▸ Stated task
Extract all data as written.

Collected data entries:
____________

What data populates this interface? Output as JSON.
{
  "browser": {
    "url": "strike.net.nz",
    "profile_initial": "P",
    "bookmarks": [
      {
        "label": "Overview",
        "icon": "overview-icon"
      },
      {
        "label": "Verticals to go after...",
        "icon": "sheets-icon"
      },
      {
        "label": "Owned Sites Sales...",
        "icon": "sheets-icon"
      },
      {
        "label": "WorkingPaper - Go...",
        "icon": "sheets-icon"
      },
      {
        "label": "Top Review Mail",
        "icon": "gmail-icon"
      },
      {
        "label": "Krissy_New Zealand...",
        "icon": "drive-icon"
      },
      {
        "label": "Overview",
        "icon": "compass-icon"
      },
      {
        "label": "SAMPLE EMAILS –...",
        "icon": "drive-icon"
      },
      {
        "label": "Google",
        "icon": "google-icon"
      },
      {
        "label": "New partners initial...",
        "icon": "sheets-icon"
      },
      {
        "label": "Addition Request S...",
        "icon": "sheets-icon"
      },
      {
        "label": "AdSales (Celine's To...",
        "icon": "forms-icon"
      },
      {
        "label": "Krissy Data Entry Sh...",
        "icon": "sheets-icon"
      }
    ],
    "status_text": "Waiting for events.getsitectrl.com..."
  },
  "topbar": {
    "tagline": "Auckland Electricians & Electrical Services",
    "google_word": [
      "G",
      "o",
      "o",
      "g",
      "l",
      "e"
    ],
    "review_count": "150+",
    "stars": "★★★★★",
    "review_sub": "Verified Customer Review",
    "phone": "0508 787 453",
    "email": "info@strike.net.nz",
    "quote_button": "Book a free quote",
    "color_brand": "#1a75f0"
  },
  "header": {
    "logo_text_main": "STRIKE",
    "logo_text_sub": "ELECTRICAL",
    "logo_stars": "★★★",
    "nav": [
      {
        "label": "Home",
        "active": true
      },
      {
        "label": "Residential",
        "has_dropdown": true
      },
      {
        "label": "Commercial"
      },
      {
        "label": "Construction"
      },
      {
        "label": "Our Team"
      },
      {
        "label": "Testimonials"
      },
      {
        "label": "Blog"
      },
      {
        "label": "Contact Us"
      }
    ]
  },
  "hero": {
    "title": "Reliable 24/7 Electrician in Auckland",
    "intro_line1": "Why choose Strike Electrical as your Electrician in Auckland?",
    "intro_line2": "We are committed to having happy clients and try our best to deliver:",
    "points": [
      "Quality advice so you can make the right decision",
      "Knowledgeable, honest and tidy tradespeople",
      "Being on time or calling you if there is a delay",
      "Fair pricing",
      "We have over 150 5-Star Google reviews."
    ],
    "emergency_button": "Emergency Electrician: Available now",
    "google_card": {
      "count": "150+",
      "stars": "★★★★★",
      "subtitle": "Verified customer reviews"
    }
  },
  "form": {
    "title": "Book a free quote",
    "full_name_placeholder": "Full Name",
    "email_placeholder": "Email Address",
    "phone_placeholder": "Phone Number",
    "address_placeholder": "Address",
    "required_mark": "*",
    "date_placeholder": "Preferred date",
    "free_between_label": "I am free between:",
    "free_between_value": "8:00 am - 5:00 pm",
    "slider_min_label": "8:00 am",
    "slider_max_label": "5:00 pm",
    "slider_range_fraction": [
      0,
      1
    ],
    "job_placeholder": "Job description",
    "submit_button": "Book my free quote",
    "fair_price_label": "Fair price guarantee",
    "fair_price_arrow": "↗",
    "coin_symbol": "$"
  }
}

____________

▸ Solution for this task
What data populates this interface? Output as JSON.
{
  "browser": {
    "url": "strike.net.nz",
    "profile_initial": "P",
    "bookmarks": [
      {
        "label": "Overview",
        "icon": "overview-icon"
      },
      {
        "label": "Verticals to go after...",
        "icon": "sheets-icon"
      },
      {
        "label": "Owned Sites Sales...",
        "icon": "sheets-icon"
      },
      {
        "label": "WorkingPaper - Go...",
        "icon": "sheets-icon"
      },
      {
        "label": "Top Review Mail",
        "icon": "gmail-icon"
      },
      {
        "label": "Krissy_New Zealand...",
        "icon": "drive-icon"
      },
      {
        "label": "Overview",
        "icon": "compass-icon"
      },
      {
        "label": "SAMPLE EMAILS –...",
        "icon": "drive-icon"
      },
      {
        "label": "Google",
        "icon": "google-icon"
      },
      {
        "label": "New partners initial...",
        "icon": "sheets-icon"
      },
      {
        "label": "Addition Request S...",
        "icon": "sheets-icon"
      },
      {
        "label": "AdSales (Celine's To...",
        "icon": "forms-icon"
      },
      {
        "label": "Krissy Data Entry Sh...",
        "icon": "sheets-icon"
      }
    ],
    "status_text": "Waiting for events.getsitectrl.com..."
  },
  "topbar": {
    "tagline": "Auckland Electricians & Electrical Services",
    "google_word": [
      "G",
      "o",
      "o",
      "g",
      "l",
      "e"
    ],
    "review_count": "150+",
    "stars": "★★★★★",
    "review_sub": "Verified Customer Review",
    "phone": "0508 787 453",
    "email": "info@strike.net.nz",
    "quote_button": "Book a free quote",
    "color_brand": "#1a75f0"
  },
  "header": {
    "logo_text_main": "STRIKE",
    "logo_text_sub": "ELECTRICAL",
    "logo_stars": "★★★",
    "nav": [
      {
        "label": "Home",
        "active": true
      },
      {
        "label": "Residential",
        "has_dropdown": true
      },
      {
        "label": "Commercial"
      },
      {
        "label": "Construction"
      },
      {
        "label": "Our Team"
      },
      {
        "label": "Testimonials"
      },
      {
        "label": "Blog"
      },
      {
        "label": "Contact Us"
      }
    ]
  },
  "hero": {
    "title": "Reliable 24/7 Electrician in Auckland",
    "intro_line1": "Why choose Strike Electrical as your Electrician in Auckland?",
    "intro_line2": "We are committed to having happy clients and try our best to deliver:",
    "points": [
      "Quality advice so you can make the right decision",
      "Knowledgeable, honest and tidy tradespeople",
      "Being on time or calling you if there is a delay",
      "Fair pricing",
      "We have over 150 5-Star Google reviews."
    ],
    "emergency_button": "Emergency Electrician: Available now",
    "google_card": {
      "count": "150+",
      "stars": "★★★★★",
      "subtitle": "Verified customer reviews"
    }
  },
  "form": {
    "title": "Book a free quote",
    "full_name_placeholder": "Full Name",
    "email_placeholder": "Email Address",
    "phone_placeholder": "Phone Number",
    "address_placeholder": "Address",
    "required_mark": "*",
    "date_placeholder": "Preferred date",
    "free_between_label": "I am free between:",
    "free_between_value": "8:00 am - 5:00 pm",
    "slider_min_label": "8:00 am",
    "slider_max_label": "5:00 pm",
    "slider_range_fraction": [
      0,
      1
    ],
    "job_placeholder": "Job description",
    "submit_button": "Book my free quote",
    "fair_price_label": "Fair price guarantee",
    "fair_price_arrow": "↗",
    "coin_symbol": "$"
  }
}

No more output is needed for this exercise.